**SELECTED PASSAGE:**
────────────────────
Op-ed: There are few countries in the world in which a man can hold in his hand a thread that starts at the country’s first days, and converse with a lucid, living person who saw how everything began; so hurry up and find these people, as they are quick to disappear or forget.

One day, 72 years ago, a tall woman entered a Polish library on Allenby Street, managed by the friends Meller, Lipschitz and Sarna. The three of them were young Polish immigrants, good-natured and jesting, even during the World War, when letters from their family members stopped coming. They were always in a suit and tie.

The Giraffe, a forthright Sabra called Yaffa Raskin, who was 1.76 meters tall, was looking for a job. She was quickly hired to work at the library and promptly began collecting lost debts and unreturned books. In very short order, she fell in love with the blue-eyed Lipschitz and married him.

He was my father’s best friend, and his partner in a business that was only losing money. But it was a wonderful spot, filled with friends, the smell of paper and cigarette smoke, and served as an alternative family to the lonely pioneers who have yet to learn that they have been orphaned of everything.

Five couples, including my parents, came together during that time and after the war, and so they remained friends for the next 50 years. Lipschitz was a right-wing Beitar member and a customs broker, and Grynszpan was an electrician at the Brenner House, Dolly worked at the Zionist General Council, and Salek at the Shekem. My father, Israel, was a teacher.

Left to right: Yaffa Raskin Lipschitz; Yola and Israel Sarna; the Mellers; Aryeh Lipschitz.
Left to right: Yaffa Raskin Lipschitz; Yola and Israel Sarna; the Mellers; Aryeh Lipschitz.

 

Every Friday they met at a different house, with herring and cheap cognac, yelled a lot and argued, and had a lot of laughs with their wives: Luba and Hannah, Yaffa, Yona, and Yola, my mother, until they grew old and their meetings faded away along with their health, and they died one after the other.

This month, I started looking for Yaffa “the Giraffe,” as she was fondly nicknamed by all of the short men. She alone was still alive out of the five couples, I learned. I located her a week ago through her daughter, while she was recovering at a hospital, and soon after she was released, 93 years old with an oxygen tank and excellent memory, I came to her home in Tel Aviv and heard from her about the entire gang – about my parents, and about her parents, the Raskins, who were among the founders of Tel Aviv during the famous Seashell Lottery.

She was born in April 1922, exactly a year after her father, Moshe, a tanner who owed a leather shop in Ajami in Jaffa, miraculously survived the Jaffa Riots in May 1921 when his Arab landlord hid him from those who sought to kill him.

Yaffa was the youngest daughter and grew up in Tel Aviv’s first convenience store, which was opened on Lilienblum Street after the rioting.

This week, three days after I interrogated her over the past, Yaffa lifted her head in his home on Be’eri Street and asked her caretaker Clara: “Shall I die?” and this is how she passed away.

There are few countries in the world in which a man can hold in his hand a thread that starts at the country’s first days, and converse with a lucid, living person who saw how everything began. And any one of you who is curious about his family’s past, that of his parents and childhood, should talk to the people from then, soon. They are quick to disappear or forget, and there is no homeland except for that found in living memory.
────────────────────
Entries drawn from a collection:
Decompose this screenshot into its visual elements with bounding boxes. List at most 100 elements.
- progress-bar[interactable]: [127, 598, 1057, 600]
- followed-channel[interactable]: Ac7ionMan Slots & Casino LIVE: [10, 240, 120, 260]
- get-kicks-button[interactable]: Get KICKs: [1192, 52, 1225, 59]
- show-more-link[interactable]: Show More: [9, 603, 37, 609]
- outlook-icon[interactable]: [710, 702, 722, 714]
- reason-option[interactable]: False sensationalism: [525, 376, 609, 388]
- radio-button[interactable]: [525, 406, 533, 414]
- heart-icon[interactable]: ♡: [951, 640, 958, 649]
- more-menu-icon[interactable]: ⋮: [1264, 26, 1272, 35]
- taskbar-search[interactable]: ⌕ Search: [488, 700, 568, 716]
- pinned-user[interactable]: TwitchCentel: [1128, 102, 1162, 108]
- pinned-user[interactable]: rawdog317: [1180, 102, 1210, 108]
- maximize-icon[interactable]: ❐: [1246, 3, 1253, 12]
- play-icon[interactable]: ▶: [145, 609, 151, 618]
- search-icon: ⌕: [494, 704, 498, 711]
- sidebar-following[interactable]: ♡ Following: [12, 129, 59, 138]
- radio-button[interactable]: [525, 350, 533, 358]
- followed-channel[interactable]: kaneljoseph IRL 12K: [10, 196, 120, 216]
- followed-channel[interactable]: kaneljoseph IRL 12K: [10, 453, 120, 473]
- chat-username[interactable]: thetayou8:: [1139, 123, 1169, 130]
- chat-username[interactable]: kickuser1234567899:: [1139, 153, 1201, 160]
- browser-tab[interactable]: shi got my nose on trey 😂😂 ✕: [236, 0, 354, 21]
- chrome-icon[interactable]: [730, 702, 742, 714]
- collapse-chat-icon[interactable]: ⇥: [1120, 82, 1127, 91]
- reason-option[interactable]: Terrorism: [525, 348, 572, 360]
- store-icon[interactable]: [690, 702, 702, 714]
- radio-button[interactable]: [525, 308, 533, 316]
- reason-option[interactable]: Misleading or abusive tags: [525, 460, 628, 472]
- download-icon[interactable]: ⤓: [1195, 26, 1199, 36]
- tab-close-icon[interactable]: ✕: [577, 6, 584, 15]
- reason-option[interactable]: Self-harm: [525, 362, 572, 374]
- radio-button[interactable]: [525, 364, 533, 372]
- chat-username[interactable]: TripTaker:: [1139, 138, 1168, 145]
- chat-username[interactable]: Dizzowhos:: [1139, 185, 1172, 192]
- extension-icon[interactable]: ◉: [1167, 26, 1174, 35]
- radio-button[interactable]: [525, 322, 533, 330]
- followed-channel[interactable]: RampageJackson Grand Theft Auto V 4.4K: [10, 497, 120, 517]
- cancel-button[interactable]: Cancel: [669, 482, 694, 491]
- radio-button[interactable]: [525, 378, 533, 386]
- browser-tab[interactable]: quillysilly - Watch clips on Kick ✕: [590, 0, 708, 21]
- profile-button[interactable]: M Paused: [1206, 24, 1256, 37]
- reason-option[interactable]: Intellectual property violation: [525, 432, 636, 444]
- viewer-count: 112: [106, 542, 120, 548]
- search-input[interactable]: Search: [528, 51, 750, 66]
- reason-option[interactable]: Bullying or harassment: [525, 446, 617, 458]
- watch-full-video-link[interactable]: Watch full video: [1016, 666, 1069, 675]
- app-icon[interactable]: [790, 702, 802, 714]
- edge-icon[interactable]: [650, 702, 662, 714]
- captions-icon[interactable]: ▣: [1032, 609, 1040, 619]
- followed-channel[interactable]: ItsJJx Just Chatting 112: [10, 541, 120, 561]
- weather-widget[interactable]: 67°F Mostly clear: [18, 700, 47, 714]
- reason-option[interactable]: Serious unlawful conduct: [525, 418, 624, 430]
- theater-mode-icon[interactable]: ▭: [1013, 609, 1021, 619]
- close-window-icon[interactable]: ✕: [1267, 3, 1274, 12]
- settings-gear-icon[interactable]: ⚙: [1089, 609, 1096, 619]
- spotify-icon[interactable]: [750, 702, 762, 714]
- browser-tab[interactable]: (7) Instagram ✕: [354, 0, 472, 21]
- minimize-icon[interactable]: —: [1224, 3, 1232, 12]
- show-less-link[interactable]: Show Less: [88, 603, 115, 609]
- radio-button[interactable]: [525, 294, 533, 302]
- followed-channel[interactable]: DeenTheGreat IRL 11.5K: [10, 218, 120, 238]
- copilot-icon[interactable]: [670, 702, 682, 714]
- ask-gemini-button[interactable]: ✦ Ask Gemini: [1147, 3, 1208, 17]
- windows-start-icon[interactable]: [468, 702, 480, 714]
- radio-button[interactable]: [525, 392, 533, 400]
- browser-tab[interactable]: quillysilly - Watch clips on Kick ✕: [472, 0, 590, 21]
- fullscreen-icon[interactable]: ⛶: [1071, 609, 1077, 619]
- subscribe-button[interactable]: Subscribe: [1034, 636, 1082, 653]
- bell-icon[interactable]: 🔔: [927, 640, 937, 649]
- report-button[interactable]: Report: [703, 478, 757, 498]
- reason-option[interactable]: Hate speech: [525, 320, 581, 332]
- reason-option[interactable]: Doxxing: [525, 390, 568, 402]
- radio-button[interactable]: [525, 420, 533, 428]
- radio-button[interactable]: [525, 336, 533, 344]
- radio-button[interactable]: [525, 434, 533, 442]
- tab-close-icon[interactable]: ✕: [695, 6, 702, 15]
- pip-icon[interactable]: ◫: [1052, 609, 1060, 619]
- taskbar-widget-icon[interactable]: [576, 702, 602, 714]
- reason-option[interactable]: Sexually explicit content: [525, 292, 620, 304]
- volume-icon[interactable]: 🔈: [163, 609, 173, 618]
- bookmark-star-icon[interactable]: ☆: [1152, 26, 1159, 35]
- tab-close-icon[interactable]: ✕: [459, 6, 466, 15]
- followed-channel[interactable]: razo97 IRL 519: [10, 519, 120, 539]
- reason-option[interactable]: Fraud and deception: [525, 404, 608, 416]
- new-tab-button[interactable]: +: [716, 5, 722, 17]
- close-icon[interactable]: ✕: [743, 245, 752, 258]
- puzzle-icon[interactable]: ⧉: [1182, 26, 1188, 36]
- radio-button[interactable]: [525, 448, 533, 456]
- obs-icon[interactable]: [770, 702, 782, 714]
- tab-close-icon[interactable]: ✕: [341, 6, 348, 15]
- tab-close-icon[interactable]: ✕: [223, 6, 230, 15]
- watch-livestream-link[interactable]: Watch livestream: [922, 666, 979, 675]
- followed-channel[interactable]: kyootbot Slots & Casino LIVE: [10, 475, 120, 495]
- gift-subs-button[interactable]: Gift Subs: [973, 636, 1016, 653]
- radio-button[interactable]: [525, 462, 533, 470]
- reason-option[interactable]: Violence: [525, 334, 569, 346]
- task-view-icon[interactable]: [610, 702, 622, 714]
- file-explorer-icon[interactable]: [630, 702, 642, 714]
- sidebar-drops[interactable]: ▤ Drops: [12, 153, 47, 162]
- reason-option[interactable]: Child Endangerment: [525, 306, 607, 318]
────────────────────
**PROBLEM DETAILS:** In the op-ed, on which street was the Polish library that Yaffa Raskin entered? The records have no connection to the op-ed.

**SOLUTION BELOW:** Allenby Street